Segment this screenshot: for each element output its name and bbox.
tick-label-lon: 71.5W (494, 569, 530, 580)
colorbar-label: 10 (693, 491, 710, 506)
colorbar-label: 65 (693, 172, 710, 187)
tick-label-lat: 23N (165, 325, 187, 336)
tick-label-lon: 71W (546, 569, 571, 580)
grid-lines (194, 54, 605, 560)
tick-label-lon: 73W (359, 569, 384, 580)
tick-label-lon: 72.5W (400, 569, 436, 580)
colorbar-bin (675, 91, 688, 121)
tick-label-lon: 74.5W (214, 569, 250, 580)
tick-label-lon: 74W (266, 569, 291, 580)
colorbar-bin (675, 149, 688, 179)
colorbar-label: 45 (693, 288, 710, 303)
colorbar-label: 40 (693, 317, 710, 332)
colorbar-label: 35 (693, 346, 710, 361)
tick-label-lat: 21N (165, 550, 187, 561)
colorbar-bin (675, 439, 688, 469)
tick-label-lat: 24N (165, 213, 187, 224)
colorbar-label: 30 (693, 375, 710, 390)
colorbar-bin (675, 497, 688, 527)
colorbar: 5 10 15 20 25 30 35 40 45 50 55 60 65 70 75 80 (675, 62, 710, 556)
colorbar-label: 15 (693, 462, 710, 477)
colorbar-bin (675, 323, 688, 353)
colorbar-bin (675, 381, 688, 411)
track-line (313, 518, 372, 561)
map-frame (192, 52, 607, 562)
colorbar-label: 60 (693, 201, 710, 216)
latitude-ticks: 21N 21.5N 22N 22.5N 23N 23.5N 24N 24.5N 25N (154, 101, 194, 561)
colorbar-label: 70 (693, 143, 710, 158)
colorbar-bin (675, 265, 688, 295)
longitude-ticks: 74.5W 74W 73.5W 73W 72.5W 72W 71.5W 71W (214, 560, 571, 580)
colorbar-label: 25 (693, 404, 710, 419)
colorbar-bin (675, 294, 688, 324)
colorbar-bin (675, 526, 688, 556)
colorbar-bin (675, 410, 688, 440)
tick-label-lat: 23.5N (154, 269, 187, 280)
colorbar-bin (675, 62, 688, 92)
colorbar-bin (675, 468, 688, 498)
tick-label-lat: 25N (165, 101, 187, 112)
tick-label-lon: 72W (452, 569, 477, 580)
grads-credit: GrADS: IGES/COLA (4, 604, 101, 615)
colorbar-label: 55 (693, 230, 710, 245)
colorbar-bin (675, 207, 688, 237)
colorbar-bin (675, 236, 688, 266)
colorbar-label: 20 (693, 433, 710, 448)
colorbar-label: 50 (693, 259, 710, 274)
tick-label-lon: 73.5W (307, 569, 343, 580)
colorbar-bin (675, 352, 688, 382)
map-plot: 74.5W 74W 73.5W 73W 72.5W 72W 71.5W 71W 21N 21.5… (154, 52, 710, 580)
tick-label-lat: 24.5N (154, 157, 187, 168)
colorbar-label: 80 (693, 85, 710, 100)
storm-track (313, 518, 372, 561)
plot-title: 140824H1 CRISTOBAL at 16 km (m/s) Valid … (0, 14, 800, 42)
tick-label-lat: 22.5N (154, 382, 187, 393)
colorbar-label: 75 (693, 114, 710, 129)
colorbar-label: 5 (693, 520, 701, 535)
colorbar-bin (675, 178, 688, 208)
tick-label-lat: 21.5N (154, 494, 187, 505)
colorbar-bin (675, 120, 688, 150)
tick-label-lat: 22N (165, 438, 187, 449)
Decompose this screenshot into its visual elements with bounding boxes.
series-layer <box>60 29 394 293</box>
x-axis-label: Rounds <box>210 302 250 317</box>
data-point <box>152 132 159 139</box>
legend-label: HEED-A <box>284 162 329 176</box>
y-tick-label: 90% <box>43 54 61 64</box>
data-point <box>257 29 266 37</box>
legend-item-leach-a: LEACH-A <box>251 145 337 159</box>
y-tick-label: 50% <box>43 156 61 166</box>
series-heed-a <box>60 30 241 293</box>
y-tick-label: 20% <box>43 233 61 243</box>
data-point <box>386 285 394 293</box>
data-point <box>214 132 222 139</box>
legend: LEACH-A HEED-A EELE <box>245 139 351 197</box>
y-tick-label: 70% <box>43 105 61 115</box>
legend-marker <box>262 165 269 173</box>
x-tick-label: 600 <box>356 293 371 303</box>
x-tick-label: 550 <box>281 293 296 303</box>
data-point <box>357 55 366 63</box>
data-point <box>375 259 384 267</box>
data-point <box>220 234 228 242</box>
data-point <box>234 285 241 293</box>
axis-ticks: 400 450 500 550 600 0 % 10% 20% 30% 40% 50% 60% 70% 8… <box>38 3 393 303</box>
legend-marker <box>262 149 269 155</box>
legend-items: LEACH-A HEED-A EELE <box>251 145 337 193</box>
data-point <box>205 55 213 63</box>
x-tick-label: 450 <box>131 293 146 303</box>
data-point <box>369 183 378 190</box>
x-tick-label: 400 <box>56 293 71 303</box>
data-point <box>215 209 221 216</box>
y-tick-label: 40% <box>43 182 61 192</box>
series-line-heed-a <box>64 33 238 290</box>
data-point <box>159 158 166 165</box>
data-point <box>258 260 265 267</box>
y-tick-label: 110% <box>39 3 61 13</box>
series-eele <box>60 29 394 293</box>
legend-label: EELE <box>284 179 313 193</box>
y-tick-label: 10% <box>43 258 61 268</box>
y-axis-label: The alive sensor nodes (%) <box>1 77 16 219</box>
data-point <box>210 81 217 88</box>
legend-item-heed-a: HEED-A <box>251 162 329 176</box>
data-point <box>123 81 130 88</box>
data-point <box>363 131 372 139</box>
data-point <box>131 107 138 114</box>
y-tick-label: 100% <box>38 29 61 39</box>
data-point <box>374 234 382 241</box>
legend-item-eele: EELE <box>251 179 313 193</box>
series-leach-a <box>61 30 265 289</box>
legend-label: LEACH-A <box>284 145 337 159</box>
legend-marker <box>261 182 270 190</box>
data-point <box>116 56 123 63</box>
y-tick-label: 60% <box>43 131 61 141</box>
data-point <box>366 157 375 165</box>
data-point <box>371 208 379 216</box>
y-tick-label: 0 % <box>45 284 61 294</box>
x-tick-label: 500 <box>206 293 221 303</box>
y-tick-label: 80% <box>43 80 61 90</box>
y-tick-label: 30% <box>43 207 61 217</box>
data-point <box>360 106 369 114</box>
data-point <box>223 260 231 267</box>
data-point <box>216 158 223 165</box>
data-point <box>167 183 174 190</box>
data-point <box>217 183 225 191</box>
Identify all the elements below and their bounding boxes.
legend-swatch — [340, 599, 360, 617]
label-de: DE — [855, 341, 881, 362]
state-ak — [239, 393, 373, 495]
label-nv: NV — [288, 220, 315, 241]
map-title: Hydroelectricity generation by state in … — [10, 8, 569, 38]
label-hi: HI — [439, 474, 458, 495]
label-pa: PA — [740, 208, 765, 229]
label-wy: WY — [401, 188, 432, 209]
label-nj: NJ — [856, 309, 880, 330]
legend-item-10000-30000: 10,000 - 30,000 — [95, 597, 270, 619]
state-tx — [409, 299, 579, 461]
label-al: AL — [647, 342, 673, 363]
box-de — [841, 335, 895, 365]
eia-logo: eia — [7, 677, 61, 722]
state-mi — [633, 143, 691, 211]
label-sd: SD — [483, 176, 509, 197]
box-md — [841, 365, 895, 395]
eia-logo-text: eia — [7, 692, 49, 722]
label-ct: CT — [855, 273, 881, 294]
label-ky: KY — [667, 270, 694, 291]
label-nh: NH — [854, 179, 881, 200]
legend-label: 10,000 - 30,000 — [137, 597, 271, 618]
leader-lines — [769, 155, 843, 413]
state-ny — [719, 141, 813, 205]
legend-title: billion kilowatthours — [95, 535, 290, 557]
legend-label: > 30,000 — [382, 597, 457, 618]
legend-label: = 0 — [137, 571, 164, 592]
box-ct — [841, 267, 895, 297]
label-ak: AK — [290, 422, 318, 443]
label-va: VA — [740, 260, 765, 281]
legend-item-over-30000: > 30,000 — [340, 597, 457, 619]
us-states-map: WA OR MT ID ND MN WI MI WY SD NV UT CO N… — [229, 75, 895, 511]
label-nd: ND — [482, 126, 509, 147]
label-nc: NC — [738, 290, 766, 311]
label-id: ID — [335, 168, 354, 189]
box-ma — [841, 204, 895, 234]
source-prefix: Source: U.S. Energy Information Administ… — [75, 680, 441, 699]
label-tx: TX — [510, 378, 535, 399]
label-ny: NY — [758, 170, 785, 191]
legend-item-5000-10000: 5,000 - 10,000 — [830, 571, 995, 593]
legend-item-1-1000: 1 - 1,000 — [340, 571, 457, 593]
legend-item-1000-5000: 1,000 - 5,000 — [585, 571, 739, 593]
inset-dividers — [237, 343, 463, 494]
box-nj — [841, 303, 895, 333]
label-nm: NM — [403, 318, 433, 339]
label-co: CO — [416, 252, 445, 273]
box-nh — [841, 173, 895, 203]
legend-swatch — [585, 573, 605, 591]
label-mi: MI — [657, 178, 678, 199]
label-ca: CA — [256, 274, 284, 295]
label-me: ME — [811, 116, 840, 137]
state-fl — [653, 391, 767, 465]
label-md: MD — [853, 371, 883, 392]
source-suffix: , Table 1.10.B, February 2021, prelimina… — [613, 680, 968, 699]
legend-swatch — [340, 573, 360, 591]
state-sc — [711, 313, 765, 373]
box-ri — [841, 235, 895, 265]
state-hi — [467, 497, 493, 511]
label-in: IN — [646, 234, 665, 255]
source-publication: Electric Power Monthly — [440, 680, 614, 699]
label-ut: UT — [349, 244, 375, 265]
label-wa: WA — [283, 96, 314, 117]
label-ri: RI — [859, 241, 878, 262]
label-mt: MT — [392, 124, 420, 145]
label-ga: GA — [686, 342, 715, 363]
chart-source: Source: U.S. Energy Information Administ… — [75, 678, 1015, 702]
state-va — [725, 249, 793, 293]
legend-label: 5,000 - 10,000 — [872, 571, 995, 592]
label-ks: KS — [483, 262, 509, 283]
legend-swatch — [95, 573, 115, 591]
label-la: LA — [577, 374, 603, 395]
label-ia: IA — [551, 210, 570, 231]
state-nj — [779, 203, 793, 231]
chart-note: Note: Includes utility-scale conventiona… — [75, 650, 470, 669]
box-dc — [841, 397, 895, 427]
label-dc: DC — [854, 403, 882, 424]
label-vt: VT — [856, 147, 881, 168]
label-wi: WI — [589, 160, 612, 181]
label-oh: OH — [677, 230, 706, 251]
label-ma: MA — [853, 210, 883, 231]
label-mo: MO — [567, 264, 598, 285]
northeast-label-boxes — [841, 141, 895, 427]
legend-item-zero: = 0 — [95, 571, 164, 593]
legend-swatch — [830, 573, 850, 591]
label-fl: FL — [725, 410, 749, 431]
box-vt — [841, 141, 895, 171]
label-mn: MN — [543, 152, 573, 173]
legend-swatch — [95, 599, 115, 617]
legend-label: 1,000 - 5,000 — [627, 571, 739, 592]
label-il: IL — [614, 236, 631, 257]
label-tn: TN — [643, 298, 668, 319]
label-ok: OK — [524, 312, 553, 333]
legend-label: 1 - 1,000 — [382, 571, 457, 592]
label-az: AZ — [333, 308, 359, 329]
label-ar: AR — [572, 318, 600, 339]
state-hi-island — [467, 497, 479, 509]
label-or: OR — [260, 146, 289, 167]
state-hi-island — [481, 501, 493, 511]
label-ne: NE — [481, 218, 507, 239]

__Job__. Return the listing above word for word, from its first line through the line containing "colorbar-bin (675, 91, 688, 121)", with both ends included.

__Reply__.
Segment this screenshot: for each element output its name and bbox.
tick-label-lon: 71.5W (494, 569, 530, 580)
colorbar-label: 10 (693, 491, 710, 506)
colorbar-label: 65 (693, 172, 710, 187)
tick-label-lat: 23N (165, 325, 187, 336)
tick-label-lon: 71W (546, 569, 571, 580)
grid-lines (194, 54, 605, 560)
tick-label-lon: 73W (359, 569, 384, 580)
tick-label-lon: 72.5W (400, 569, 436, 580)
colorbar-bin (675, 91, 688, 121)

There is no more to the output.